TASK TO CARRY OUT:
Output all entries verbatim. Skip pictures.

DATA SUPPLIED:
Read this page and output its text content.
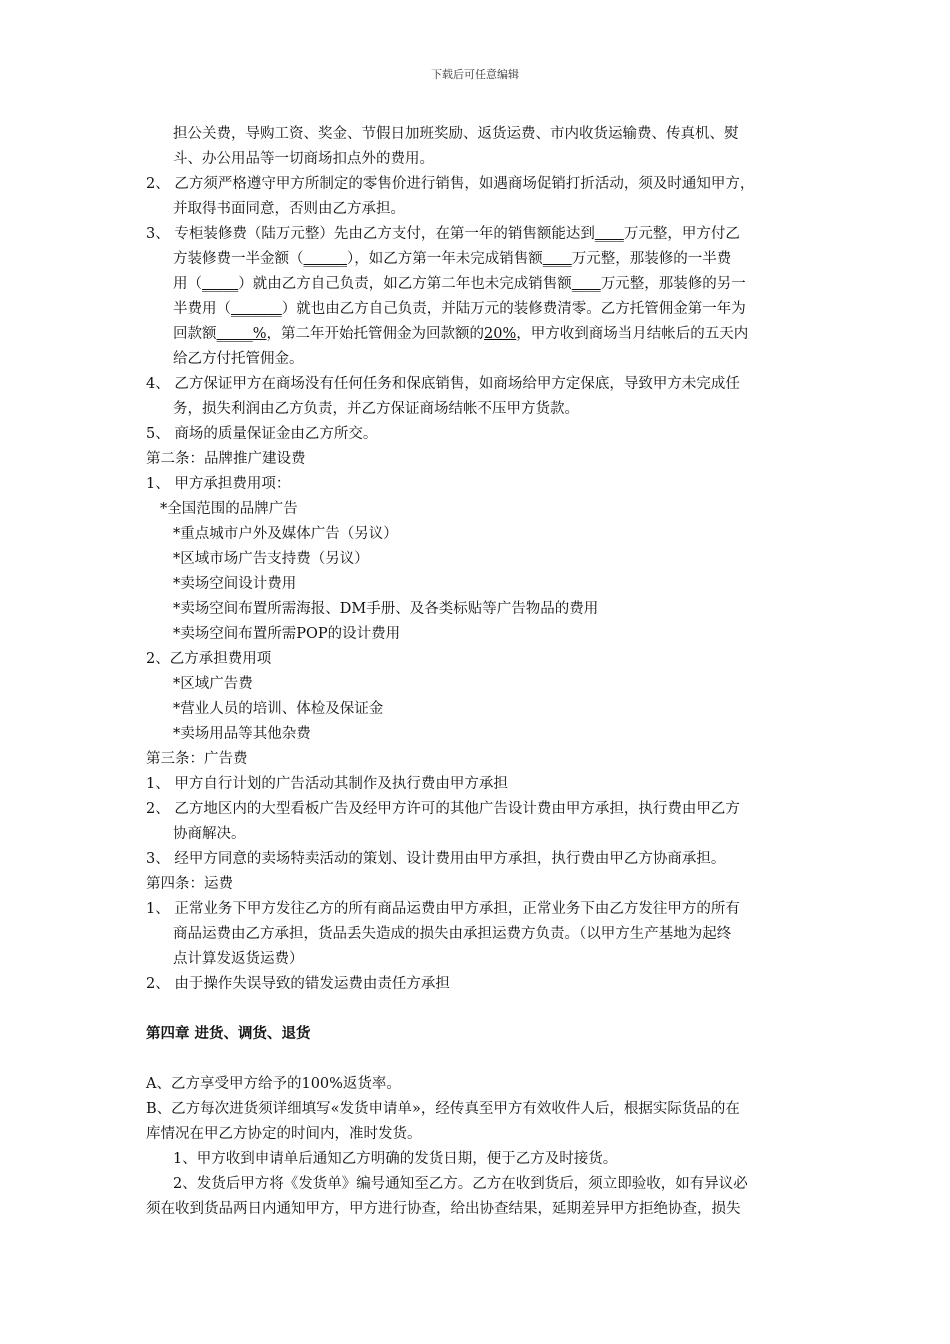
下载后可任意编辑
担公关费，导购工资、奖金、节假日加班奖励、返货运费、市内收货运输费、传真机、熨
斗、办公用品等一切商场扣点外的费用。
2、 乙方须严格遵守甲方所制定的零售价进行销售，如遇商场促销打折活动，须及时通知甲方，
并取得书面同意，否则由乙方承担。
3、 专柜装修费（陆万元整）先由乙方支付，在第一年的销售额能达到____万元整，甲方付乙
方装修费一半金额（______），如乙方第一年未完成销售额____万元整，那装修的一半费
用（_____）就由乙方自己负责，如乙方第二年也未完成销售额____万元整，那装修的另一
半费用（_______）就也由乙方自己负责，并陆万元的装修费清零。乙方托管佣金第一年为
回款额_____%，第二年开始托管佣金为回款额的20%，甲方收到商场当月结帐后的五天内
给乙方付托管佣金。
4、 乙方保证甲方在商场没有任何任务和保底销售，如商场给甲方定保底，导致甲方未完成任
务，损失利润由乙方负责，并乙方保证商场结帐不压甲方货款。
5、 商场的质量保证金由乙方所交。
第二条：品牌推广建设费
1、 甲方承担费用项：
*全国范围的品牌广告
*重点城市户外及媒体广告（另议）
*区域市场广告支持费（另议）
*卖场空间设计费用
*卖场空间布置所需海报、DM手册、及各类标贴等广告物品的费用
*卖场空间布置所需POP的设计费用
2、乙方承担费用项
*区域广告费
*营业人员的培训、体检及保证金
*卖场用品等其他杂费
第三条：广告费
1、 甲方自行计划的广告活动其制作及执行费由甲方承担
2、 乙方地区内的大型看板广告及经甲方许可的其他广告设计费由甲方承担，执行费由甲乙方
协商解决。
3、 经甲方同意的卖场特卖活动的策划、设计费用由甲方承担，执行费由甲乙方协商承担。
第四条：运费
1、 正常业务下甲方发往乙方的所有商品运费由甲方承担，正常业务下由乙方发往甲方的所有
商品运费由乙方承担，货品丢失造成的损失由承担运费方负责。（以甲方生产基地为起终
点计算发返货运费）
2、 由于操作失误导致的错发运费由责任方承担
第四章 进货、调货、退货
A、乙方享受甲方给予的100%返货率。
B、乙方每次进货须详细填写«发货申请单»，经传真至甲方有效收件人后，根据实际货品的在
库情况在甲乙方协定的时间内，准时发货。
1、甲方收到申请单后通知乙方明确的发货日期，便于乙方及时接货。
2、发货后甲方将《发货单》编号通知至乙方。乙方在收到货后，须立即验收，如有异议必
须在收到货品两日内通知甲方，甲方进行协查，给出协查结果，延期差异甲方拒绝协查，损失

TASK RESULT:
Read this page and output its text content.
下载后可任意编辑
担公关费，导购工资、奖金、节假日加班奖励、返货运费、市内收货运输费、传真机、熨
斗、办公用品等一切商场扣点外的费用。
2、 乙方须严格遵守甲方所制定的零售价进行销售，如遇商场促销打折活动，须及时通知甲方，
并取得书面同意，否则由乙方承担。
3、 专柜装修费（陆万元整）先由乙方支付，在第一年的销售额能达到____万元整，甲方付乙
方装修费一半金额（______），如乙方第一年未完成销售额____万元整，那装修的一半费
用（_____）就由乙方自己负责，如乙方第二年也未完成销售额____万元整，那装修的另一
半费用（_______）就也由乙方自己负责，并陆万元的装修费清零。乙方托管佣金第一年为
回款额_____%，第二年开始托管佣金为回款额的20%，甲方收到商场当月结帐后的五天内
给乙方付托管佣金。
4、 乙方保证甲方在商场没有任何任务和保底销售，如商场给甲方定保底，导致甲方未完成任
务，损失利润由乙方负责，并乙方保证商场结帐不压甲方货款。
5、 商场的质量保证金由乙方所交。
第二条：品牌推广建设费
1、 甲方承担费用项：
*全国范围的品牌广告
*重点城市户外及媒体广告（另议）
*区域市场广告支持费（另议）
*卖场空间设计费用
*卖场空间布置所需海报、DM手册、及各类标贴等广告物品的费用
*卖场空间布置所需POP的设计费用
2、乙方承担费用项
*区域广告费
*营业人员的培训、体检及保证金
*卖场用品等其他杂费
第三条：广告费
1、 甲方自行计划的广告活动其制作及执行费由甲方承担
2、 乙方地区内的大型看板广告及经甲方许可的其他广告设计费由甲方承担，执行费由甲乙方
协商解决。
3、 经甲方同意的卖场特卖活动的策划、设计费用由甲方承担，执行费由甲乙方协商承担。
第四条：运费
1、 正常业务下甲方发往乙方的所有商品运费由甲方承担，正常业务下由乙方发往甲方的所有
商品运费由乙方承担，货品丢失造成的损失由承担运费方负责。（以甲方生产基地为起终
点计算发返货运费）
2、 由于操作失误导致的错发运费由责任方承担
第四章 进货、调货、退货
A、乙方享受甲方给予的100%返货率。
B、乙方每次进货须详细填写«发货申请单»，经传真至甲方有效收件人后，根据实际货品的在
库情况在甲乙方协定的时间内，准时发货。
1、甲方收到申请单后通知乙方明确的发货日期，便于乙方及时接货。
2、发货后甲方将《发货单》编号通知至乙方。乙方在收到货后，须立即验收，如有异议必
须在收到货品两日内通知甲方，甲方进行协查，给出协查结果，延期差异甲方拒绝协查，损失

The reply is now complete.